*Instructions for the task*:
The exercise asks for every line of the data to be reproduced exactly.

--- Extracted material ---

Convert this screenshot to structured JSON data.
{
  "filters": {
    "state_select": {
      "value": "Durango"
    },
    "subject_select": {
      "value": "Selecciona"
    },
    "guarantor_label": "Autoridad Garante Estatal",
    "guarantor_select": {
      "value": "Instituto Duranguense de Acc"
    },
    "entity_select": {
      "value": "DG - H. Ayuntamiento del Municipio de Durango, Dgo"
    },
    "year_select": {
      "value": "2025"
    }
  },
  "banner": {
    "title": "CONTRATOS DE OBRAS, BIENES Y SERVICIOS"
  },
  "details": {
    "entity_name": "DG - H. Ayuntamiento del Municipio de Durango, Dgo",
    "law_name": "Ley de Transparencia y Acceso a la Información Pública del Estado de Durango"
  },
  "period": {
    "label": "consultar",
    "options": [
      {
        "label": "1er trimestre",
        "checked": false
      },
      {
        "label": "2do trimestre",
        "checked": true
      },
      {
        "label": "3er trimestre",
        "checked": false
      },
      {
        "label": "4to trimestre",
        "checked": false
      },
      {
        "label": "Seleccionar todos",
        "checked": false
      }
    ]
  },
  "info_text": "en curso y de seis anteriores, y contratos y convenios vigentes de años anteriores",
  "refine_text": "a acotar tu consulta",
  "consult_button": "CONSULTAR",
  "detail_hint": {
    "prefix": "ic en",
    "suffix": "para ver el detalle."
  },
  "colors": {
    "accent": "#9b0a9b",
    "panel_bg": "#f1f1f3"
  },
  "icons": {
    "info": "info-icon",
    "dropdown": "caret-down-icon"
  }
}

---

*Worked solution*:
Convert this screenshot to structured JSON data.
{
  "filters": {
    "state_select": {
      "value": "Durango"
    },
    "subject_select": {
      "value": "Selecciona"
    },
    "guarantor_label": "Autoridad Garante Estatal",
    "guarantor_select": {
      "value": "Instituto Duranguense de Acc"
    },
    "entity_select": {
      "value": "DG - H. Ayuntamiento del Municipio de Durango, Dgo"
    },
    "year_select": {
      "value": "2025"
    }
  },
  "banner": {
    "title": "CONTRATOS DE OBRAS, BIENES Y SERVICIOS"
  },
  "details": {
    "entity_name": "DG - H. Ayuntamiento del Municipio de Durango, Dgo",
    "law_name": "Ley de Transparencia y Acceso a la Información Pública del Estado de Durango"
  },
  "period": {
    "label": "consultar",
    "options": [
      {
        "label": "1er trimestre",
        "checked": false
      },
      {
        "label": "2do trimestre",
        "checked": true
      },
      {
        "label": "3er trimestre",
        "checked": false
      },
      {
        "label": "4to trimestre",
        "checked": false
      },
      {
        "label": "Seleccionar todos",
        "checked": false
      }
    ]
  },
  "info_text": "en curso y de seis anteriores, y contratos y convenios vigentes de años anteriores",
  "refine_text": "a acotar tu consulta",
  "consult_button": "CONSULTAR",
  "detail_hint": {
    "prefix": "ic en",
    "suffix": "para ver el detalle."
  },
  "colors": {
    "accent": "#9b0a9b",
    "panel_bg": "#f1f1f3"
  },
  "icons": {
    "info": "info-icon",
    "dropdown": "caret-down-icon"
  }
}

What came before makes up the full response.